Records from a collection of figures:
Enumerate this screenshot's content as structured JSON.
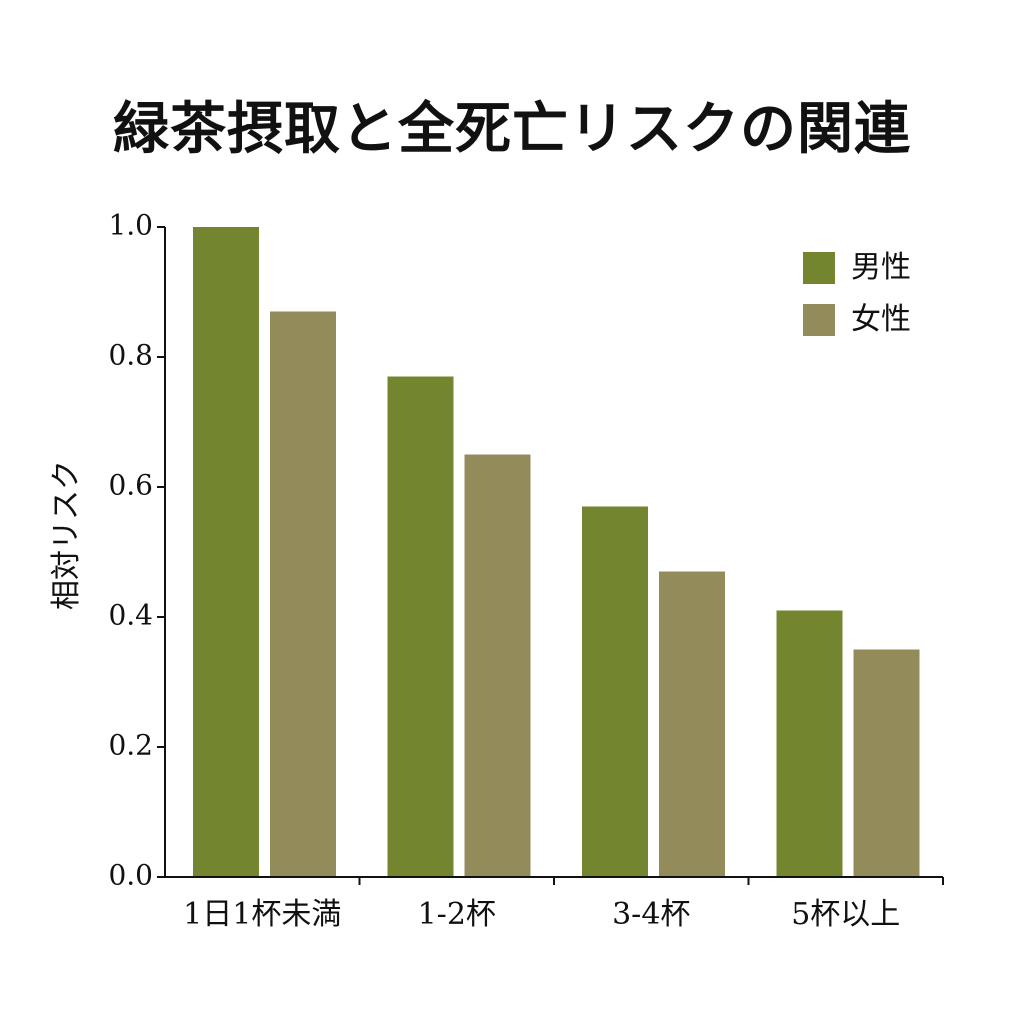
{
  "chart_data": {
    "type": "bar",
    "title": "緑茶摂取と全死亡リスクの関連",
    "xlabel": "",
    "ylabel": "相対リスク",
    "categories": [
      "1日1杯未満",
      "1-2杯",
      "3-4杯",
      "5杯以上"
    ],
    "series": [
      {
        "name": "男性",
        "color": "#748530",
        "values": [
          1.0,
          0.77,
          0.57,
          0.41
        ]
      },
      {
        "name": "女性",
        "color": "#948b5a",
        "values": [
          0.87,
          0.65,
          0.47,
          0.35
        ]
      }
    ],
    "ylim": [
      0,
      1.0
    ],
    "yticks": [
      "0.0",
      "0.2",
      "0.4",
      "0.6",
      "0.8",
      "1.0"
    ],
    "grid": false,
    "legend_position": "top-right"
  }
}
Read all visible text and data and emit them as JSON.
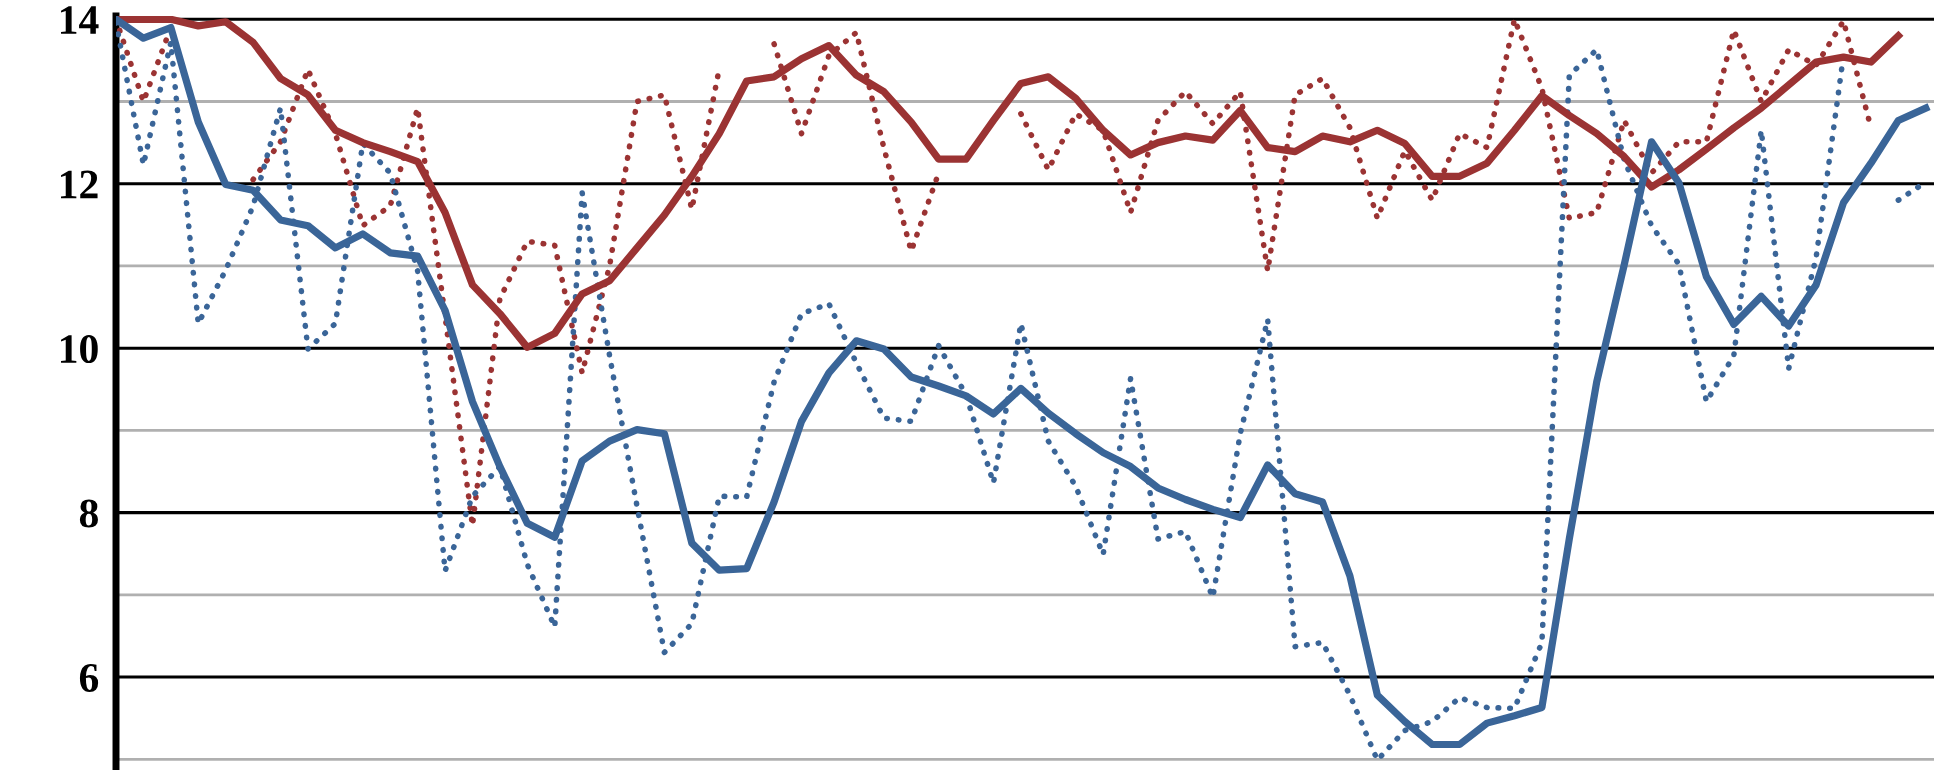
{
  "chart_data": {
    "type": "line",
    "categories": [
      null,
      null,
      null,
      null,
      null,
      null,
      null,
      null,
      null,
      null,
      null,
      null,
      null,
      null,
      null,
      null,
      null,
      null,
      null,
      null,
      null,
      null,
      null,
      null,
      null,
      null,
      null,
      null,
      null,
      null,
      null,
      null,
      null,
      null,
      null,
      null,
      null,
      null,
      null,
      null,
      null,
      null,
      null,
      null,
      null,
      null,
      null,
      null,
      null,
      null,
      null,
      null,
      null,
      null,
      null,
      null,
      null,
      null,
      null,
      null,
      null,
      null,
      null,
      null,
      null,
      null,
      null
    ],
    "ylim": [
      4.87,
      14.04
    ],
    "yticks": [
      {
        "value": 5,
        "label": null
      },
      6,
      {
        "value": 7,
        "label": null
      },
      8,
      {
        "value": 9,
        "label": null
      },
      10,
      {
        "value": 11,
        "label": null
      },
      12,
      {
        "value": 13,
        "label": null
      },
      14
    ],
    "grid": "y",
    "tick_labels": "y",
    "series": [
      {
        "color": "#9b3333",
        "line_style": "dotted",
        "values": [
          14.0,
          13.0,
          13.9,
          null,
          null,
          12.05,
          12.51,
          13.39,
          12.61,
          11.49,
          11.73,
          12.92,
          10.39,
          7.84,
          10.6,
          11.3,
          11.25,
          9.7,
          11.0,
          13.0,
          13.08,
          11.69,
          13.4,
          null,
          13.7,
          12.61,
          13.56,
          13.84,
          12.44,
          11.18,
          12.13,
          null,
          null,
          12.85,
          12.17,
          12.85,
          12.65,
          11.65,
          12.77,
          13.12,
          12.73,
          13.12,
          10.94,
          13.08,
          13.28,
          12.68,
          11.58,
          12.4,
          11.8,
          12.61,
          12.44,
          14.0,
          13.16,
          11.58,
          11.65,
          12.77,
          12.13,
          12.51,
          12.51,
          13.87,
          13.0,
          13.63,
          13.44,
          13.98,
          12.68,
          null,
          null
        ]
      },
      {
        "color": "#3a6598",
        "line_style": "dotted",
        "values": [
          13.96,
          12.23,
          13.72,
          10.3,
          10.95,
          11.73,
          12.92,
          9.99,
          10.3,
          12.49,
          12.13,
          10.94,
          7.29,
          8.2,
          8.56,
          7.37,
          6.61,
          11.89,
          9.91,
          8.08,
          6.3,
          6.65,
          8.2,
          8.19,
          9.59,
          10.42,
          10.54,
          9.82,
          9.15,
          9.11,
          10.03,
          9.43,
          8.36,
          10.3,
          8.87,
          8.32,
          7.49,
          9.63,
          7.68,
          7.77,
          6.97,
          8.96,
          10.35,
          6.37,
          6.42,
          5.78,
          4.99,
          5.35,
          5.46,
          5.75,
          5.63,
          5.62,
          6.42,
          13.32,
          13.63,
          12.29,
          11.49,
          11.02,
          9.35,
          9.91,
          12.65,
          9.75,
          11.1,
          13.56,
          null,
          11.8,
          12.02
        ]
      },
      {
        "color": "#9b3333",
        "line_style": "solid",
        "values": [
          14.0,
          14.0,
          14.0,
          13.92,
          13.97,
          13.72,
          13.28,
          13.08,
          12.65,
          12.5,
          12.39,
          12.27,
          11.65,
          10.77,
          10.42,
          10.01,
          10.18,
          10.66,
          10.82,
          11.22,
          11.62,
          12.09,
          12.61,
          13.25,
          13.3,
          13.52,
          13.68,
          13.32,
          13.12,
          12.75,
          12.3,
          12.3,
          12.77,
          13.22,
          13.3,
          13.04,
          12.65,
          12.35,
          12.5,
          12.58,
          12.53,
          12.89,
          12.44,
          12.39,
          12.58,
          12.51,
          12.65,
          12.49,
          12.09,
          12.09,
          12.25,
          12.65,
          13.07,
          12.83,
          12.61,
          12.33,
          11.96,
          12.17,
          12.42,
          12.68,
          12.92,
          13.2,
          13.48,
          13.54,
          13.48,
          13.8,
          null
        ]
      },
      {
        "color": "#3a6598",
        "line_style": "solid",
        "values": [
          14.0,
          13.77,
          13.9,
          12.75,
          11.99,
          11.92,
          11.56,
          11.49,
          11.22,
          11.39,
          11.16,
          11.12,
          10.46,
          9.35,
          8.56,
          7.87,
          7.7,
          8.63,
          8.87,
          9.01,
          8.96,
          7.63,
          7.3,
          7.32,
          8.13,
          9.11,
          9.7,
          10.09,
          9.99,
          9.65,
          9.54,
          9.42,
          9.2,
          9.51,
          9.21,
          8.96,
          8.73,
          8.56,
          8.3,
          8.16,
          8.04,
          7.94,
          8.58,
          8.23,
          8.13,
          7.23,
          5.78,
          5.46,
          5.18,
          5.18,
          5.44,
          5.53,
          5.63,
          7.68,
          9.59,
          11.01,
          12.51,
          12.01,
          10.87,
          10.29,
          10.63,
          10.27,
          10.77,
          11.77,
          12.25,
          12.77,
          12.92
        ]
      }
    ]
  }
}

* Task: Omit the pictures, then output the rest of the listing exactly.

* Task result:
Enumerate this screenshot's content as structured JSON.
{
  "chart_data": {
    "type": "bar",
    "title": "緑茶摂取と全死亡リスクの関連",
    "xlabel": "",
    "ylabel": "相対リスク",
    "categories": [
      "1日1杯未満",
      "1-2杯",
      "3-4杯",
      "5杯以上"
    ],
    "series": [
      {
        "name": "男性",
        "color": "#748530",
        "values": [
          1.0,
          0.77,
          0.57,
          0.41
        ]
      },
      {
        "name": "女性",
        "color": "#948b5a",
        "values": [
          0.87,
          0.65,
          0.47,
          0.35
        ]
      }
    ],
    "ylim": [
      0,
      1.0
    ],
    "yticks": [
      "0.0",
      "0.2",
      "0.4",
      "0.6",
      "0.8",
      "1.0"
    ],
    "grid": false,
    "legend_position": "top-right"
  }
}
Read all visible text and data and emit them as JSON.
{
  "chart_data": {
    "type": "line",
    "categories": [
      null,
      null,
      null,
      null,
      null,
      null,
      null,
      null,
      null,
      null,
      null,
      null,
      null,
      null,
      null,
      null,
      null,
      null,
      null,
      null,
      null,
      null,
      null,
      null,
      null,
      null,
      null,
      null,
      null,
      null,
      null,
      null,
      null,
      null,
      null,
      null,
      null,
      null,
      null,
      null,
      null,
      null,
      null,
      null,
      null,
      null,
      null,
      null,
      null,
      null,
      null,
      null,
      null,
      null,
      null,
      null,
      null,
      null,
      null,
      null,
      null,
      null,
      null,
      null,
      null,
      null,
      null
    ],
    "ylim": [
      4.87,
      14.04
    ],
    "yticks": [
      {
        "value": 5,
        "label": null
      },
      6,
      {
        "value": 7,
        "label": null
      },
      8,
      {
        "value": 9,
        "label": null
      },
      10,
      {
        "value": 11,
        "label": null
      },
      12,
      {
        "value": 13,
        "label": null
      },
      14
    ],
    "grid": "y",
    "tick_labels": "y",
    "series": [
      {
        "color": "#9b3333",
        "line_style": "dotted",
        "values": [
          14.0,
          13.0,
          13.9,
          null,
          null,
          12.05,
          12.51,
          13.39,
          12.61,
          11.49,
          11.73,
          12.92,
          10.39,
          7.84,
          10.6,
          11.3,
          11.25,
          9.7,
          11.0,
          13.0,
          13.08,
          11.69,
          13.4,
          null,
          13.7,
          12.61,
          13.56,
          13.84,
          12.44,
          11.18,
          12.13,
          null,
          null,
          12.85,
          12.17,
          12.85,
          12.65,
          11.65,
          12.77,
          13.12,
          12.73,
          13.12,
          10.94,
          13.08,
          13.28,
          12.68,
          11.58,
          12.4,
          11.8,
          12.61,
          12.44,
          14.0,
          13.16,
          11.58,
          11.65,
          12.77,
          12.13,
          12.51,
          12.51,
          13.87,
          13.0,
          13.63,
          13.44,
          13.98,
          12.68,
          null,
          null
        ]
      },
      {
        "color": "#3a6598",
        "line_style": "dotted",
        "values": [
          13.96,
          12.23,
          13.72,
          10.3,
          10.95,
          11.73,
          12.92,
          9.99,
          10.3,
          12.49,
          12.13,
          10.94,
          7.29,
          8.2,
          8.56,
          7.37,
          6.61,
          11.89,
          9.91,
          8.08,
          6.3,
          6.65,
          8.2,
          8.19,
          9.59,
          10.42,
          10.54,
          9.82,
          9.15,
          9.11,
          10.03,
          9.43,
          8.36,
          10.3,
          8.87,
          8.32,
          7.49,
          9.63,
          7.68,
          7.77,
          6.97,
          8.96,
          10.35,
          6.37,
          6.42,
          5.78,
          4.99,
          5.35,
          5.46,
          5.75,
          5.63,
          5.62,
          6.42,
          13.32,
          13.63,
          12.29,
          11.49,
          11.02,
          9.35,
          9.91,
          12.65,
          9.75,
          11.1,
          13.56,
          null,
          11.8,
          12.02
        ]
      },
      {
        "color": "#9b3333",
        "line_style": "solid",
        "values": [
          14.0,
          14.0,
          14.0,
          13.92,
          13.97,
          13.72,
          13.28,
          13.08,
          12.65,
          12.5,
          12.39,
          12.27,
          11.65,
          10.77,
          10.42,
          10.01,
          10.18,
          10.66,
          10.82,
          11.22,
          11.62,
          12.09,
          12.61,
          13.25,
          13.3,
          13.52,
          13.68,
          13.32,
          13.12,
          12.75,
          12.3,
          12.3,
          12.77,
          13.22,
          13.3,
          13.04,
          12.65,
          12.35,
          12.5,
          12.58,
          12.53,
          12.89,
          12.44,
          12.39,
          12.58,
          12.51,
          12.65,
          12.49,
          12.09,
          12.09,
          12.25,
          12.65,
          13.07,
          12.83,
          12.61,
          12.33,
          11.96,
          12.17,
          12.42,
          12.68,
          12.92,
          13.2,
          13.48,
          13.54,
          13.48,
          13.8,
          null
        ]
      },
      {
        "color": "#3a6598",
        "line_style": "solid",
        "values": [
          14.0,
          13.77,
          13.9,
          12.75,
          11.99,
          11.92,
          11.56,
          11.49,
          11.22,
          11.39,
          11.16,
          11.12,
          10.46,
          9.35,
          8.56,
          7.87,
          7.7,
          8.63,
          8.87,
          9.01,
          8.96,
          7.63,
          7.3,
          7.32,
          8.13,
          9.11,
          9.7,
          10.09,
          9.99,
          9.65,
          9.54,
          9.42,
          9.2,
          9.51,
          9.21,
          8.96,
          8.73,
          8.56,
          8.3,
          8.16,
          8.04,
          7.94,
          8.58,
          8.23,
          8.13,
          7.23,
          5.78,
          5.46,
          5.18,
          5.18,
          5.44,
          5.53,
          5.63,
          7.68,
          9.59,
          11.01,
          12.51,
          12.01,
          10.87,
          10.29,
          10.63,
          10.27,
          10.77,
          11.77,
          12.25,
          12.77,
          12.92
        ]
      }
    ]
  }
}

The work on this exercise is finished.